BEGIN Extracted material

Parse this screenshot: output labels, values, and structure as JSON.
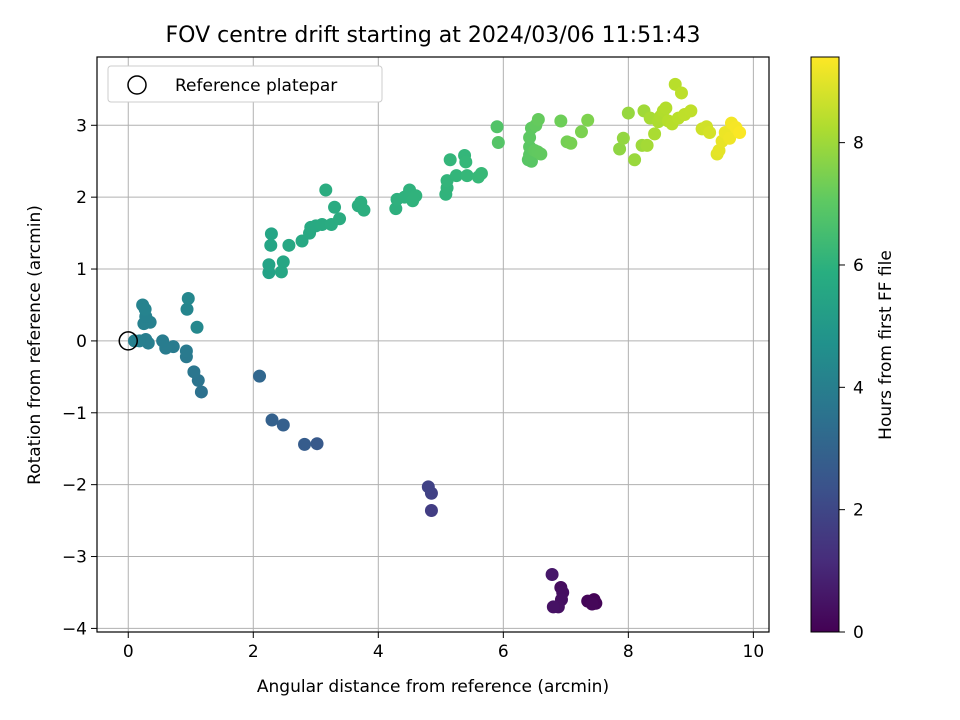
{
  "chart_data": {
    "type": "scatter",
    "title": "FOV centre drift starting at 2024/03/06 11:51:43",
    "xlabel": "Angular distance from reference (arcmin)",
    "ylabel": "Rotation from reference (arcmin)",
    "xlim": [
      -0.5,
      10.25
    ],
    "ylim": [
      -4.05,
      3.95
    ],
    "xticks": [
      0,
      2,
      4,
      6,
      8,
      10
    ],
    "xtick_labels": [
      "0",
      "2",
      "4",
      "6",
      "8",
      "10"
    ],
    "yticks": [
      -4,
      -3,
      -2,
      -1,
      0,
      1,
      2,
      3
    ],
    "ytick_labels": [
      "−4",
      "−3",
      "−2",
      "−1",
      "0",
      "1",
      "2",
      "3"
    ],
    "grid": true,
    "legend": {
      "placement": "upper-left",
      "entries": [
        "Reference platepar"
      ]
    },
    "reference_point": {
      "x": 0,
      "y": 0,
      "marker": "open-circle"
    },
    "colorbar": {
      "label": "Hours from first FF file",
      "range": [
        0,
        9.4
      ],
      "ticks": [
        0,
        2,
        4,
        6,
        8
      ],
      "tick_labels": [
        "0",
        "2",
        "4",
        "6",
        "8"
      ],
      "colormap": "viridis"
    },
    "points": [
      {
        "x": 7.45,
        "y": -3.6,
        "t": 0.05
      },
      {
        "x": 7.48,
        "y": -3.65,
        "t": 0.1
      },
      {
        "x": 7.35,
        "y": -3.62,
        "t": 0.12
      },
      {
        "x": 7.42,
        "y": -3.66,
        "t": 0.15
      },
      {
        "x": 6.92,
        "y": -3.43,
        "t": 0.3
      },
      {
        "x": 6.95,
        "y": -3.5,
        "t": 0.35
      },
      {
        "x": 6.93,
        "y": -3.6,
        "t": 0.38
      },
      {
        "x": 6.88,
        "y": -3.7,
        "t": 0.42
      },
      {
        "x": 6.8,
        "y": -3.7,
        "t": 0.45
      },
      {
        "x": 6.78,
        "y": -3.25,
        "t": 0.6
      },
      {
        "x": 4.85,
        "y": -2.36,
        "t": 1.7
      },
      {
        "x": 4.85,
        "y": -2.12,
        "t": 1.8
      },
      {
        "x": 4.8,
        "y": -2.03,
        "t": 1.85
      },
      {
        "x": 3.02,
        "y": -1.43,
        "t": 2.6
      },
      {
        "x": 2.82,
        "y": -1.44,
        "t": 2.7
      },
      {
        "x": 2.48,
        "y": -1.17,
        "t": 2.85
      },
      {
        "x": 2.3,
        "y": -1.1,
        "t": 2.9
      },
      {
        "x": 2.1,
        "y": -0.49,
        "t": 3.1
      },
      {
        "x": 1.17,
        "y": -0.71,
        "t": 3.5
      },
      {
        "x": 1.12,
        "y": -0.55,
        "t": 3.6
      },
      {
        "x": 1.05,
        "y": -0.43,
        "t": 3.7
      },
      {
        "x": 0.93,
        "y": -0.22,
        "t": 3.8
      },
      {
        "x": 0.93,
        "y": -0.14,
        "t": 3.85
      },
      {
        "x": 0.72,
        "y": -0.08,
        "t": 3.9
      },
      {
        "x": 0.6,
        "y": -0.1,
        "t": 3.92
      },
      {
        "x": 0.55,
        "y": 0.0,
        "t": 3.95
      },
      {
        "x": 0.32,
        "y": -0.03,
        "t": 4.0
      },
      {
        "x": 0.28,
        "y": 0.02,
        "t": 4.02
      },
      {
        "x": 0.18,
        "y": 0.0,
        "t": 4.05
      },
      {
        "x": 0.1,
        "y": 0.0,
        "t": 4.1
      },
      {
        "x": 0.35,
        "y": 0.26,
        "t": 4.1
      },
      {
        "x": 0.25,
        "y": 0.24,
        "t": 4.12
      },
      {
        "x": 0.28,
        "y": 0.34,
        "t": 4.15
      },
      {
        "x": 0.23,
        "y": 0.5,
        "t": 4.2
      },
      {
        "x": 0.27,
        "y": 0.44,
        "t": 4.22
      },
      {
        "x": 0.94,
        "y": 0.44,
        "t": 4.3
      },
      {
        "x": 0.96,
        "y": 0.59,
        "t": 4.35
      },
      {
        "x": 1.1,
        "y": 0.19,
        "t": 4.4
      },
      {
        "x": 2.25,
        "y": 0.95,
        "t": 5.4
      },
      {
        "x": 2.25,
        "y": 1.06,
        "t": 5.45
      },
      {
        "x": 2.28,
        "y": 1.33,
        "t": 5.5
      },
      {
        "x": 2.29,
        "y": 1.49,
        "t": 5.5
      },
      {
        "x": 2.45,
        "y": 0.96,
        "t": 5.55
      },
      {
        "x": 2.48,
        "y": 1.1,
        "t": 5.55
      },
      {
        "x": 2.57,
        "y": 1.33,
        "t": 5.6
      },
      {
        "x": 2.78,
        "y": 1.39,
        "t": 5.62
      },
      {
        "x": 2.9,
        "y": 1.5,
        "t": 5.65
      },
      {
        "x": 2.92,
        "y": 1.58,
        "t": 5.67
      },
      {
        "x": 3.0,
        "y": 1.6,
        "t": 5.7
      },
      {
        "x": 3.1,
        "y": 1.62,
        "t": 5.72
      },
      {
        "x": 3.25,
        "y": 1.62,
        "t": 5.75
      },
      {
        "x": 3.3,
        "y": 1.86,
        "t": 5.77
      },
      {
        "x": 3.38,
        "y": 1.7,
        "t": 5.78
      },
      {
        "x": 3.16,
        "y": 2.1,
        "t": 5.8
      },
      {
        "x": 3.68,
        "y": 1.88,
        "t": 5.85
      },
      {
        "x": 3.72,
        "y": 1.93,
        "t": 5.87
      },
      {
        "x": 3.77,
        "y": 1.82,
        "t": 5.9
      },
      {
        "x": 4.28,
        "y": 1.84,
        "t": 5.95
      },
      {
        "x": 4.3,
        "y": 1.97,
        "t": 5.97
      },
      {
        "x": 4.42,
        "y": 2.0,
        "t": 6.0
      },
      {
        "x": 4.5,
        "y": 2.1,
        "t": 6.02
      },
      {
        "x": 4.55,
        "y": 1.95,
        "t": 6.05
      },
      {
        "x": 4.6,
        "y": 2.02,
        "t": 6.07
      },
      {
        "x": 5.08,
        "y": 2.04,
        "t": 6.1
      },
      {
        "x": 5.1,
        "y": 2.13,
        "t": 6.12
      },
      {
        "x": 5.1,
        "y": 2.23,
        "t": 6.15
      },
      {
        "x": 5.25,
        "y": 2.3,
        "t": 6.17
      },
      {
        "x": 5.15,
        "y": 2.52,
        "t": 6.2
      },
      {
        "x": 5.38,
        "y": 2.58,
        "t": 6.22
      },
      {
        "x": 5.4,
        "y": 2.49,
        "t": 6.25
      },
      {
        "x": 5.42,
        "y": 2.3,
        "t": 6.27
      },
      {
        "x": 5.6,
        "y": 2.28,
        "t": 6.3
      },
      {
        "x": 5.65,
        "y": 2.33,
        "t": 6.32
      },
      {
        "x": 5.9,
        "y": 2.98,
        "t": 6.8
      },
      {
        "x": 5.92,
        "y": 2.76,
        "t": 6.85
      },
      {
        "x": 6.4,
        "y": 2.52,
        "t": 6.9
      },
      {
        "x": 6.45,
        "y": 2.5,
        "t": 6.92
      },
      {
        "x": 6.42,
        "y": 2.59,
        "t": 6.95
      },
      {
        "x": 6.42,
        "y": 2.7,
        "t": 6.97
      },
      {
        "x": 6.42,
        "y": 2.83,
        "t": 7.0
      },
      {
        "x": 6.45,
        "y": 2.96,
        "t": 7.02
      },
      {
        "x": 6.5,
        "y": 2.65,
        "t": 7.05
      },
      {
        "x": 6.55,
        "y": 2.63,
        "t": 7.07
      },
      {
        "x": 6.6,
        "y": 2.6,
        "t": 7.1
      },
      {
        "x": 6.52,
        "y": 3.0,
        "t": 7.1
      },
      {
        "x": 6.56,
        "y": 3.08,
        "t": 7.15
      },
      {
        "x": 6.92,
        "y": 3.06,
        "t": 7.3
      },
      {
        "x": 7.02,
        "y": 2.77,
        "t": 7.4
      },
      {
        "x": 7.08,
        "y": 2.75,
        "t": 7.45
      },
      {
        "x": 7.25,
        "y": 2.91,
        "t": 7.5
      },
      {
        "x": 7.35,
        "y": 3.07,
        "t": 7.55
      },
      {
        "x": 7.86,
        "y": 2.67,
        "t": 7.8
      },
      {
        "x": 7.92,
        "y": 2.82,
        "t": 7.85
      },
      {
        "x": 8.0,
        "y": 3.17,
        "t": 7.9
      },
      {
        "x": 8.1,
        "y": 2.52,
        "t": 7.95
      },
      {
        "x": 8.22,
        "y": 2.72,
        "t": 8.0
      },
      {
        "x": 8.25,
        "y": 3.2,
        "t": 8.05
      },
      {
        "x": 8.3,
        "y": 2.72,
        "t": 8.1
      },
      {
        "x": 8.35,
        "y": 3.1,
        "t": 8.15
      },
      {
        "x": 8.42,
        "y": 2.88,
        "t": 8.2
      },
      {
        "x": 8.48,
        "y": 3.05,
        "t": 8.22
      },
      {
        "x": 8.52,
        "y": 3.13,
        "t": 8.25
      },
      {
        "x": 8.56,
        "y": 3.2,
        "t": 8.3
      },
      {
        "x": 8.6,
        "y": 3.24,
        "t": 8.32
      },
      {
        "x": 8.64,
        "y": 3.06,
        "t": 8.35
      },
      {
        "x": 8.7,
        "y": 3.02,
        "t": 8.38
      },
      {
        "x": 8.75,
        "y": 3.57,
        "t": 8.4
      },
      {
        "x": 8.8,
        "y": 3.1,
        "t": 8.42
      },
      {
        "x": 8.85,
        "y": 3.45,
        "t": 8.45
      },
      {
        "x": 8.9,
        "y": 3.15,
        "t": 8.48
      },
      {
        "x": 9.0,
        "y": 3.2,
        "t": 8.5
      },
      {
        "x": 9.18,
        "y": 2.95,
        "t": 8.7
      },
      {
        "x": 9.25,
        "y": 2.98,
        "t": 8.75
      },
      {
        "x": 9.3,
        "y": 2.9,
        "t": 8.8
      },
      {
        "x": 9.42,
        "y": 2.6,
        "t": 9.0
      },
      {
        "x": 9.45,
        "y": 2.65,
        "t": 9.05
      },
      {
        "x": 9.5,
        "y": 2.78,
        "t": 9.1
      },
      {
        "x": 9.55,
        "y": 2.9,
        "t": 9.15
      },
      {
        "x": 9.62,
        "y": 2.82,
        "t": 9.2
      },
      {
        "x": 9.65,
        "y": 3.03,
        "t": 9.25
      },
      {
        "x": 9.72,
        "y": 2.97,
        "t": 9.3
      },
      {
        "x": 9.78,
        "y": 2.9,
        "t": 9.35
      }
    ]
  }
}
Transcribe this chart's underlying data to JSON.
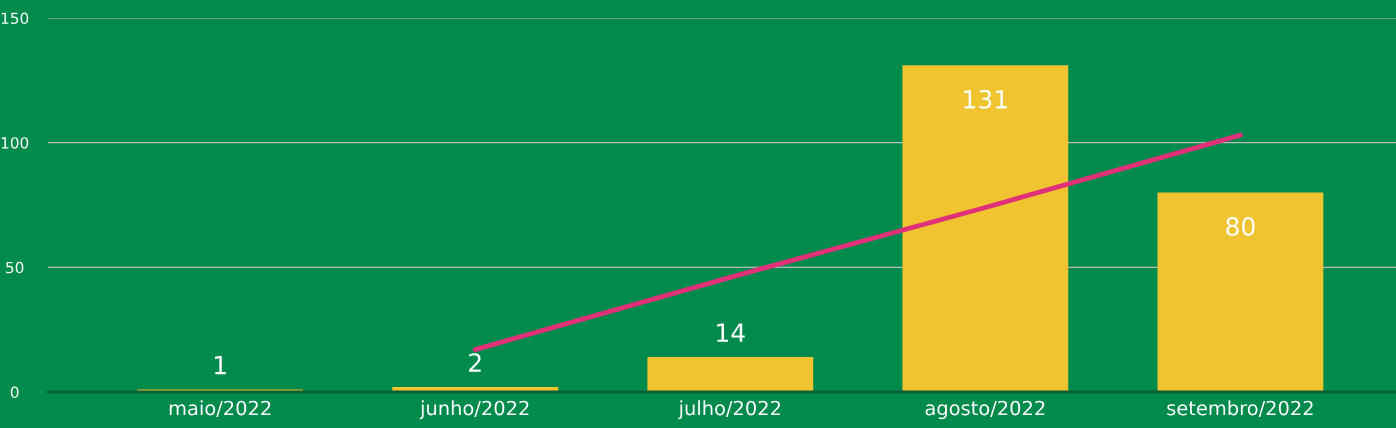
{
  "chart_data": {
    "type": "bar",
    "categories": [
      "maio/2022",
      "junho/2022",
      "julho/2022",
      "agosto/2022",
      "setembro/2022"
    ],
    "series": [
      {
        "color": "#f0c330",
        "values": [
          1,
          2,
          14,
          131,
          80
        ],
        "value_labels": [
          "1",
          "2",
          "14",
          "131",
          "80"
        ]
      },
      {
        "type": "line",
        "color": "#e0307a",
        "values": [
          null,
          17,
          46,
          74,
          103
        ]
      }
    ],
    "ylim": [
      0,
      150
    ],
    "yticks": [
      0,
      50,
      100,
      150
    ],
    "grid": "y"
  }
}
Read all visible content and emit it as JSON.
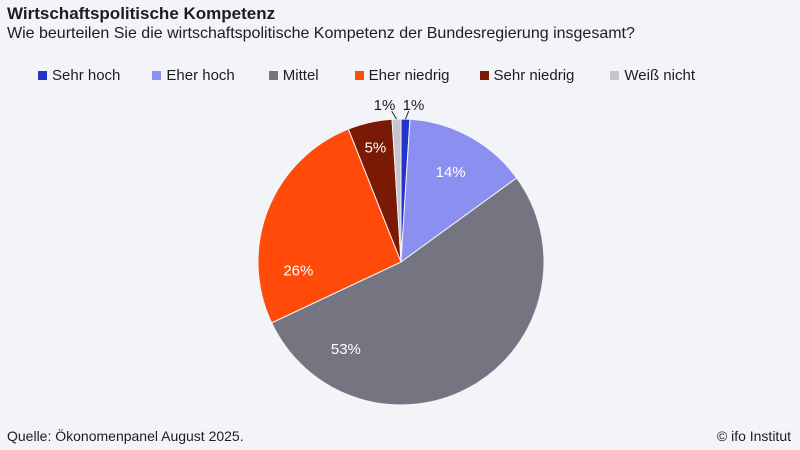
{
  "header": {
    "title": "Wirtschaftspolitische Kompetenz",
    "subtitle": "Wie beurteilen Sie die wirtschaftspolitische Kompetenz der Bundesregierung insgesamt?"
  },
  "footer": {
    "source": "Quelle: Ökonomenpanel August 2025.",
    "credit": "© ifo Institut"
  },
  "chart_data": {
    "type": "pie",
    "title": "Wirtschaftspolitische Kompetenz",
    "subtitle": "Wie beurteilen Sie die wirtschaftspolitische Kompetenz der Bundesregierung insgesamt?",
    "legend_position": "top",
    "slices": [
      {
        "label": "Sehr hoch",
        "value": 1,
        "display": "1%",
        "color": "#2433c9"
      },
      {
        "label": "Eher hoch",
        "value": 14,
        "display": "14%",
        "color": "#8a8ff0"
      },
      {
        "label": "Mittel",
        "value": 53,
        "display": "53%",
        "color": "#757582"
      },
      {
        "label": "Eher niedrig",
        "value": 26,
        "display": "26%",
        "color": "#ff4a0a"
      },
      {
        "label": "Sehr niedrig",
        "value": 5,
        "display": "5%",
        "color": "#7a1a05"
      },
      {
        "label": "Weiß nicht",
        "value": 1,
        "display": "1%",
        "color": "#c4c5cf"
      }
    ]
  }
}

END Extracted material

**Stated task**
Count the lines in the material above where the string "JSON" appears, then state only that count.

**Task answer**
3